OBJECTIVE
Output the entries word for word. Omit images.

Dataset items
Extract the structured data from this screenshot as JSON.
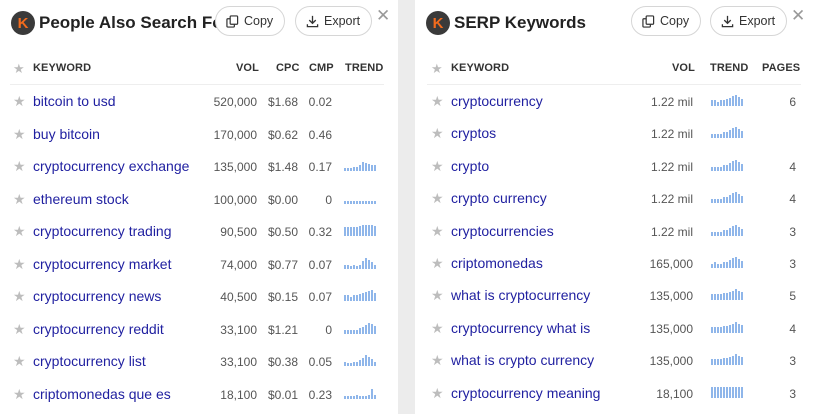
{
  "left": {
    "title": "People Also Search For",
    "copy_label": "Copy",
    "export_label": "Export",
    "close_glyph": "✕",
    "headers": {
      "keyword": "KEYWORD",
      "vol": "VOL",
      "cpc": "CPC",
      "cmp": "CMP",
      "trend": "TREND"
    },
    "rows": [
      {
        "keyword": "bitcoin to usd",
        "vol": "520,000",
        "cpc": "$1.68",
        "cmp": "0.02",
        "trend": []
      },
      {
        "keyword": "buy bitcoin",
        "vol": "170,000",
        "cpc": "$0.62",
        "cmp": "0.46",
        "trend": []
      },
      {
        "keyword": "cryptocurrency exchange",
        "vol": "135,000",
        "cpc": "$1.48",
        "cmp": "0.17",
        "trend": [
          3,
          3,
          3,
          4,
          4,
          5,
          8,
          7,
          6,
          5,
          5
        ]
      },
      {
        "keyword": "ethereum stock",
        "vol": "100,000",
        "cpc": "$0.00",
        "cmp": "0",
        "trend": [
          3,
          3,
          3,
          3,
          3,
          3,
          3,
          3,
          3,
          3,
          3
        ]
      },
      {
        "keyword": "cryptocurrency trading",
        "vol": "90,500",
        "cpc": "$0.50",
        "cmp": "0.32",
        "trend": [
          8,
          8,
          8,
          8,
          8,
          9,
          10,
          10,
          10,
          10,
          9
        ]
      },
      {
        "keyword": "cryptocurrency market",
        "vol": "74,000",
        "cpc": "$0.77",
        "cmp": "0.07",
        "trend": [
          4,
          4,
          3,
          4,
          3,
          4,
          7,
          10,
          8,
          6,
          4
        ]
      },
      {
        "keyword": "cryptocurrency news",
        "vol": "40,500",
        "cpc": "$0.15",
        "cmp": "0.07",
        "trend": [
          5,
          5,
          4,
          5,
          5,
          6,
          7,
          8,
          9,
          10,
          7
        ]
      },
      {
        "keyword": "cryptocurrency reddit",
        "vol": "33,100",
        "cpc": "$1.21",
        "cmp": "0",
        "trend": [
          4,
          4,
          4,
          4,
          4,
          5,
          6,
          8,
          10,
          9,
          7
        ]
      },
      {
        "keyword": "cryptocurrency list",
        "vol": "33,100",
        "cpc": "$0.38",
        "cmp": "0.05",
        "trend": [
          4,
          3,
          3,
          4,
          4,
          5,
          7,
          10,
          8,
          6,
          4
        ]
      },
      {
        "keyword": "criptomonedas que es",
        "vol": "18,100",
        "cpc": "$0.01",
        "cmp": "0.23",
        "trend": [
          3,
          3,
          3,
          3,
          4,
          3,
          3,
          3,
          4,
          9,
          4
        ]
      }
    ]
  },
  "right": {
    "title": "SERP Keywords",
    "copy_label": "Copy",
    "export_label": "Export",
    "close_glyph": "✕",
    "headers": {
      "keyword": "KEYWORD",
      "vol": "VOL",
      "trend": "TREND",
      "pages": "PAGES"
    },
    "rows": [
      {
        "keyword": "cryptocurrency",
        "vol": "1.22 mil",
        "pages": "6",
        "trend": [
          5,
          5,
          4,
          5,
          5,
          6,
          7,
          9,
          10,
          8,
          6
        ]
      },
      {
        "keyword": "cryptos",
        "vol": "1.22 mil",
        "pages": "",
        "trend": [
          4,
          4,
          4,
          4,
          5,
          5,
          7,
          9,
          10,
          8,
          6
        ]
      },
      {
        "keyword": "crypto",
        "vol": "1.22 mil",
        "pages": "4",
        "trend": [
          4,
          4,
          4,
          4,
          5,
          5,
          7,
          9,
          10,
          8,
          6
        ]
      },
      {
        "keyword": "crypto currency",
        "vol": "1.22 mil",
        "pages": "4",
        "trend": [
          4,
          4,
          4,
          4,
          5,
          5,
          7,
          9,
          10,
          8,
          6
        ]
      },
      {
        "keyword": "cryptocurrencies",
        "vol": "1.22 mil",
        "pages": "3",
        "trend": [
          4,
          4,
          4,
          4,
          5,
          5,
          7,
          9,
          10,
          8,
          6
        ]
      },
      {
        "keyword": "criptomonedas",
        "vol": "165,000",
        "pages": "3",
        "trend": [
          4,
          5,
          4,
          4,
          5,
          5,
          7,
          9,
          10,
          8,
          6
        ]
      },
      {
        "keyword": "what is cryptocurrency",
        "vol": "135,000",
        "pages": "5",
        "trend": [
          5,
          5,
          5,
          5,
          6,
          6,
          7,
          8,
          10,
          8,
          7
        ]
      },
      {
        "keyword": "cryptocurrency what is",
        "vol": "135,000",
        "pages": "4",
        "trend": [
          5,
          5,
          5,
          5,
          6,
          6,
          7,
          8,
          10,
          8,
          7
        ]
      },
      {
        "keyword": "what is crypto currency",
        "vol": "135,000",
        "pages": "3",
        "trend": [
          5,
          5,
          5,
          5,
          6,
          6,
          7,
          8,
          10,
          8,
          7
        ]
      },
      {
        "keyword": "cryptocurrency meaning",
        "vol": "18,100",
        "pages": "3",
        "trend": [
          10,
          10,
          10,
          10,
          10,
          10,
          10,
          10,
          10,
          10,
          10
        ]
      }
    ]
  }
}
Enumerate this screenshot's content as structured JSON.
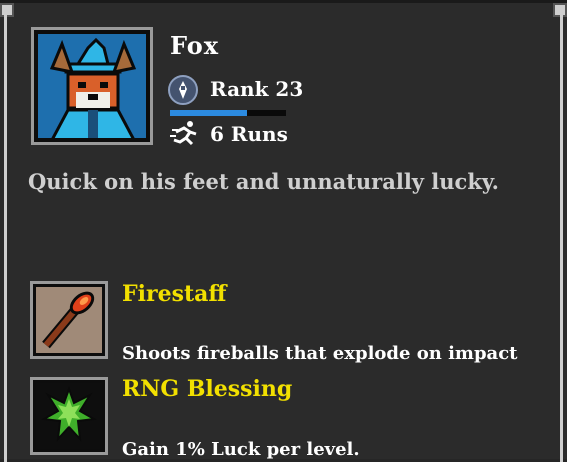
{
  "character": {
    "name": "Fox",
    "rank_label": "Rank 23",
    "rank_progress": 0.66,
    "runs_label": "6 Runs",
    "description": "Quick on his feet and unnaturally lucky."
  },
  "items": [
    {
      "title": "Firestaff",
      "description": "Shoots fireballs that explode on impact",
      "icon": "firestaff-icon"
    },
    {
      "title": "RNG Blessing",
      "description": "Gain 1% Luck per level.",
      "icon": "rng-blessing-icon"
    }
  ],
  "colors": {
    "panel_bg": "#2b2b2b",
    "portrait_bg": "#1e6fae",
    "xp_fill": "#2c8be0",
    "item_title": "#f2e000",
    "text_primary": "#ffffff",
    "text_secondary": "#cfcfcf"
  }
}
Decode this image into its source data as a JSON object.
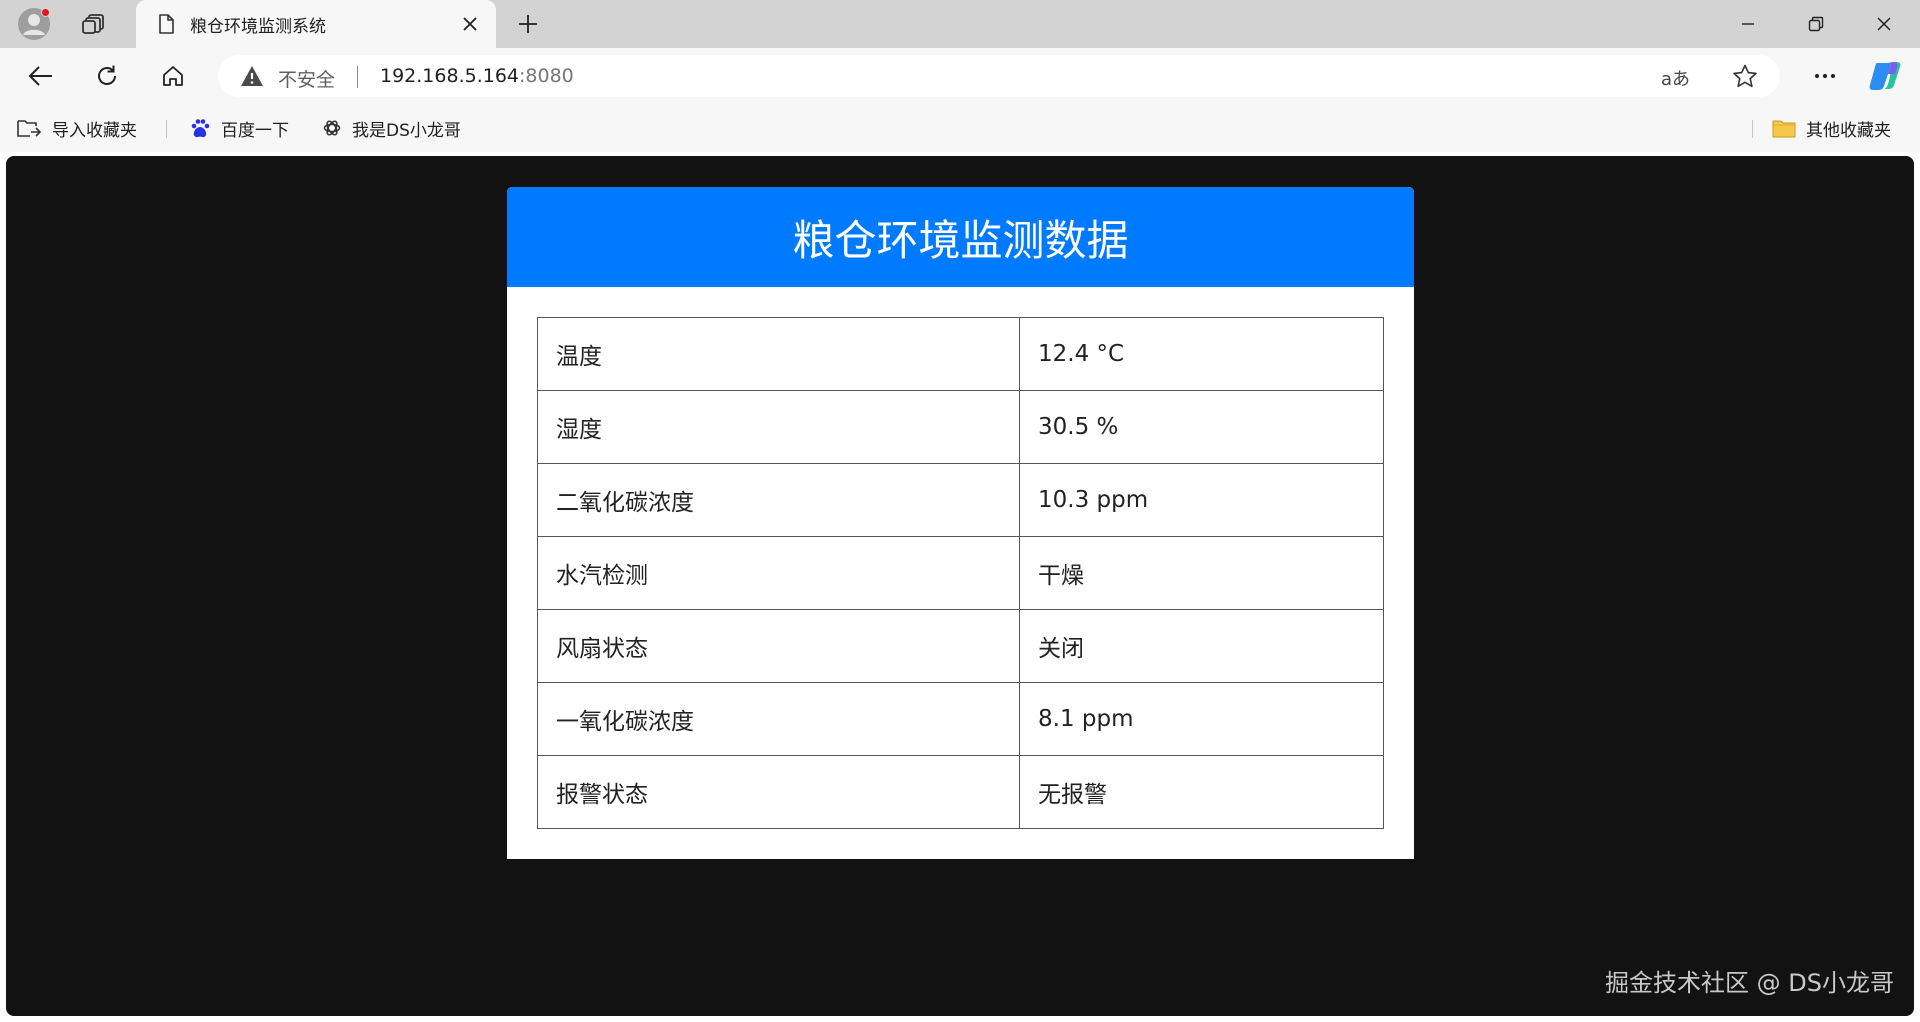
{
  "browser": {
    "tab": {
      "title": "粮仓环境监测系统"
    },
    "address": {
      "security_label": "不安全",
      "host": "192.168.5.164",
      "port": ":8080",
      "read_aloud_label": "aあ"
    },
    "favorites": [
      {
        "label": "导入收藏夹",
        "icon": "import-favorites-icon"
      },
      {
        "label": "百度一下",
        "icon": "baidu-paw-icon"
      },
      {
        "label": "我是DS小龙哥",
        "icon": "openai-icon"
      }
    ],
    "other_favorites_label": "其他收藏夹"
  },
  "page": {
    "title": "粮仓环境监测数据",
    "rows": [
      {
        "label": "温度",
        "value": "12.4 °C"
      },
      {
        "label": "湿度",
        "value": "30.5 %"
      },
      {
        "label": "二氧化碳浓度",
        "value": "10.3 ppm"
      },
      {
        "label": "水汽检测",
        "value": "干燥"
      },
      {
        "label": "风扇状态",
        "value": "关闭"
      },
      {
        "label": "一氧化碳浓度",
        "value": "8.1 ppm"
      },
      {
        "label": "报警状态",
        "value": "无报警"
      }
    ],
    "header_color": "#007bff",
    "background_color": "#121212"
  },
  "watermark": "掘金技术社区 @ DS小龙哥"
}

EXERCISE RESULT
Extract the structured data from this screenshot as JSON.
{
  "left": {
    "title": "People Also Search For",
    "copy_label": "Copy",
    "export_label": "Export",
    "close_glyph": "✕",
    "headers": {
      "keyword": "KEYWORD",
      "vol": "VOL",
      "cpc": "CPC",
      "cmp": "CMP",
      "trend": "TREND"
    },
    "rows": [
      {
        "keyword": "bitcoin to usd",
        "vol": "520,000",
        "cpc": "$1.68",
        "cmp": "0.02",
        "trend": []
      },
      {
        "keyword": "buy bitcoin",
        "vol": "170,000",
        "cpc": "$0.62",
        "cmp": "0.46",
        "trend": []
      },
      {
        "keyword": "cryptocurrency exchange",
        "vol": "135,000",
        "cpc": "$1.48",
        "cmp": "0.17",
        "trend": [
          3,
          3,
          3,
          4,
          4,
          5,
          8,
          7,
          6,
          5,
          5
        ]
      },
      {
        "keyword": "ethereum stock",
        "vol": "100,000",
        "cpc": "$0.00",
        "cmp": "0",
        "trend": [
          3,
          3,
          3,
          3,
          3,
          3,
          3,
          3,
          3,
          3,
          3
        ]
      },
      {
        "keyword": "cryptocurrency trading",
        "vol": "90,500",
        "cpc": "$0.50",
        "cmp": "0.32",
        "trend": [
          8,
          8,
          8,
          8,
          8,
          9,
          10,
          10,
          10,
          10,
          9
        ]
      },
      {
        "keyword": "cryptocurrency market",
        "vol": "74,000",
        "cpc": "$0.77",
        "cmp": "0.07",
        "trend": [
          4,
          4,
          3,
          4,
          3,
          4,
          7,
          10,
          8,
          6,
          4
        ]
      },
      {
        "keyword": "cryptocurrency news",
        "vol": "40,500",
        "cpc": "$0.15",
        "cmp": "0.07",
        "trend": [
          5,
          5,
          4,
          5,
          5,
          6,
          7,
          8,
          9,
          10,
          7
        ]
      },
      {
        "keyword": "cryptocurrency reddit",
        "vol": "33,100",
        "cpc": "$1.21",
        "cmp": "0",
        "trend": [
          4,
          4,
          4,
          4,
          4,
          5,
          6,
          8,
          10,
          9,
          7
        ]
      },
      {
        "keyword": "cryptocurrency list",
        "vol": "33,100",
        "cpc": "$0.38",
        "cmp": "0.05",
        "trend": [
          4,
          3,
          3,
          4,
          4,
          5,
          7,
          10,
          8,
          6,
          4
        ]
      },
      {
        "keyword": "criptomonedas que es",
        "vol": "18,100",
        "cpc": "$0.01",
        "cmp": "0.23",
        "trend": [
          3,
          3,
          3,
          3,
          4,
          3,
          3,
          3,
          4,
          9,
          4
        ]
      }
    ]
  },
  "right": {
    "title": "SERP Keywords",
    "copy_label": "Copy",
    "export_label": "Export",
    "close_glyph": "✕",
    "headers": {
      "keyword": "KEYWORD",
      "vol": "VOL",
      "trend": "TREND",
      "pages": "PAGES"
    },
    "rows": [
      {
        "keyword": "cryptocurrency",
        "vol": "1.22 mil",
        "pages": "6",
        "trend": [
          5,
          5,
          4,
          5,
          5,
          6,
          7,
          9,
          10,
          8,
          6
        ]
      },
      {
        "keyword": "cryptos",
        "vol": "1.22 mil",
        "pages": "",
        "trend": [
          4,
          4,
          4,
          4,
          5,
          5,
          7,
          9,
          10,
          8,
          6
        ]
      },
      {
        "keyword": "crypto",
        "vol": "1.22 mil",
        "pages": "4",
        "trend": [
          4,
          4,
          4,
          4,
          5,
          5,
          7,
          9,
          10,
          8,
          6
        ]
      },
      {
        "keyword": "crypto currency",
        "vol": "1.22 mil",
        "pages": "4",
        "trend": [
          4,
          4,
          4,
          4,
          5,
          5,
          7,
          9,
          10,
          8,
          6
        ]
      },
      {
        "keyword": "cryptocurrencies",
        "vol": "1.22 mil",
        "pages": "3",
        "trend": [
          4,
          4,
          4,
          4,
          5,
          5,
          7,
          9,
          10,
          8,
          6
        ]
      },
      {
        "keyword": "criptomonedas",
        "vol": "165,000",
        "pages": "3",
        "trend": [
          4,
          5,
          4,
          4,
          5,
          5,
          7,
          9,
          10,
          8,
          6
        ]
      },
      {
        "keyword": "what is cryptocurrency",
        "vol": "135,000",
        "pages": "5",
        "trend": [
          5,
          5,
          5,
          5,
          6,
          6,
          7,
          8,
          10,
          8,
          7
        ]
      },
      {
        "keyword": "cryptocurrency what is",
        "vol": "135,000",
        "pages": "4",
        "trend": [
          5,
          5,
          5,
          5,
          6,
          6,
          7,
          8,
          10,
          8,
          7
        ]
      },
      {
        "keyword": "what is crypto currency",
        "vol": "135,000",
        "pages": "3",
        "trend": [
          5,
          5,
          5,
          5,
          6,
          6,
          7,
          8,
          10,
          8,
          7
        ]
      },
      {
        "keyword": "cryptocurrency meaning",
        "vol": "18,100",
        "pages": "3",
        "trend": [
          10,
          10,
          10,
          10,
          10,
          10,
          10,
          10,
          10,
          10,
          10
        ]
      }
    ]
  }
}
Enumerate this screenshot's content as structured JSON.
{
  "character": {
    "name": "Fox",
    "rank_label": "Rank 23",
    "rank_progress": 0.66,
    "runs_label": "6 Runs",
    "description": "Quick on his feet and unnaturally lucky."
  },
  "items": [
    {
      "title": "Firestaff",
      "description": "Shoots fireballs that explode on impact",
      "icon": "firestaff-icon"
    },
    {
      "title": "RNG Blessing",
      "description": "Gain 1% Luck per level.",
      "icon": "rng-blessing-icon"
    }
  ],
  "colors": {
    "panel_bg": "#2b2b2b",
    "portrait_bg": "#1e6fae",
    "xp_fill": "#2c8be0",
    "item_title": "#f2e000",
    "text_primary": "#ffffff",
    "text_secondary": "#cfcfcf"
  }
}
Decode this image into its source data as a JSON object.
{
  "browser": {
    "tab": {
      "title": "粮仓环境监测系统"
    },
    "address": {
      "security_label": "不安全",
      "host": "192.168.5.164",
      "port": ":8080",
      "read_aloud_label": "aあ"
    },
    "favorites": [
      {
        "label": "导入收藏夹",
        "icon": "import-favorites-icon"
      },
      {
        "label": "百度一下",
        "icon": "baidu-paw-icon"
      },
      {
        "label": "我是DS小龙哥",
        "icon": "openai-icon"
      }
    ],
    "other_favorites_label": "其他收藏夹"
  },
  "page": {
    "title": "粮仓环境监测数据",
    "rows": [
      {
        "label": "温度",
        "value": "12.4 °C"
      },
      {
        "label": "湿度",
        "value": "30.5 %"
      },
      {
        "label": "二氧化碳浓度",
        "value": "10.3 ppm"
      },
      {
        "label": "水汽检测",
        "value": "干燥"
      },
      {
        "label": "风扇状态",
        "value": "关闭"
      },
      {
        "label": "一氧化碳浓度",
        "value": "8.1 ppm"
      },
      {
        "label": "报警状态",
        "value": "无报警"
      }
    ],
    "header_color": "#007bff",
    "background_color": "#121212"
  },
  "watermark": "掘金技术社区 @ DS小龙哥"
}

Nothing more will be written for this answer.